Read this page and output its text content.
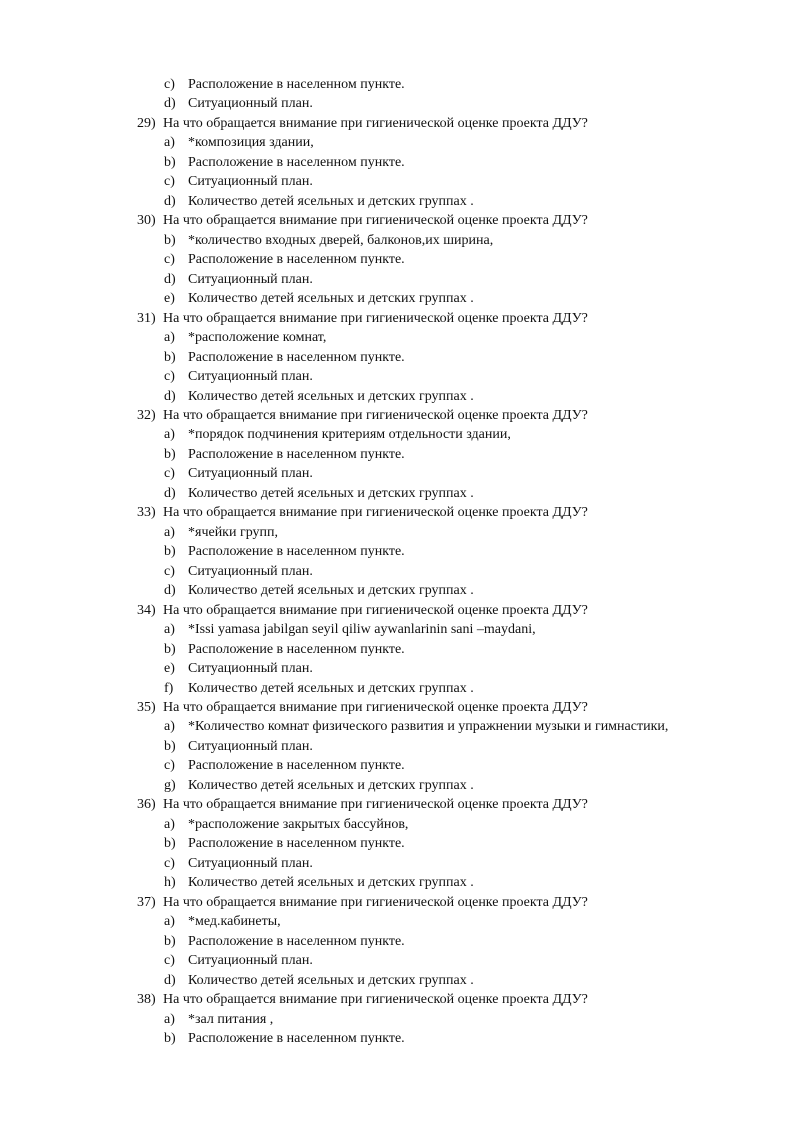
c) Расположение в населенном пункте.
d) Ситуационный план.
29) На что обращается внимание при гигиенической оценке проекта ДДУ?
a) *композиция здании,
b) Расположение в населенном пункте.
c) Ситуационный план.
d) Количество детей ясельных и детских группах .
30) На что обращается внимание при гигиенической оценке проекта ДДУ?
b) *количество входных дверей, балконов,их ширина,
c) Расположение в населенном пункте.
d) Ситуационный план.
e) Количество детей ясельных и детских группах .
31) На что обращается внимание при гигиенической оценке проекта ДДУ?
a) *расположение комнат,
b) Расположение в населенном пункте.
c) Ситуационный план.
d) Количество детей ясельных и детских группах .
32) На что обращается внимание при гигиенической оценке проекта ДДУ?
a) *порядок подчинения критериям отдельности здании,
b) Расположение в населенном пункте.
c) Ситуационный план.
d) Количество детей ясельных и детских группах .
33) На что обращается внимание при гигиенической оценке проекта ДДУ?
a) *ячейки групп,
b) Расположение в населенном пункте.
c) Ситуационный план.
d) Количество детей ясельных и детских группах .
34) На что обращается внимание при гигиенической оценке проекта ДДУ?
a) *Issi yamasa jabilgan seyil qiliw aywanlarinin sani –maydani,
b) Расположение в населенном пункте.
e) Ситуационный план.
f) Количество детей ясельных и детских группах .
35) На что обращается внимание при гигиенической оценке проекта ДДУ?
a) *Количество комнат физического развития и упражнении музыки и гимнастики,
b) Ситуационный план.
c) Расположение в населенном пункте.
g) Количество детей ясельных и детских группах .
36) На что обращается внимание при гигиенической оценке проекта ДДУ?
a) *расположение закрытых бассуйнов,
b) Расположение в населенном пункте.
c) Ситуационный план.
h) Количество детей ясельных и детских группах .
37) На что обращается внимание при гигиенической оценке проекта ДДУ?
a) *мед.кабинеты,
b) Расположение в населенном пункте.
c) Ситуационный план.
d) Количество детей ясельных и детских группах .
38) На что обращается внимание при гигиенической оценке проекта ДДУ?
a) *зал питания ,
b) Расположение в населенном пункте.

▶ _TASK_:
Say how many lines of the data include the word "внимание". Nothing other than the number should be given.

▶ _TASK RESPONSE_:
10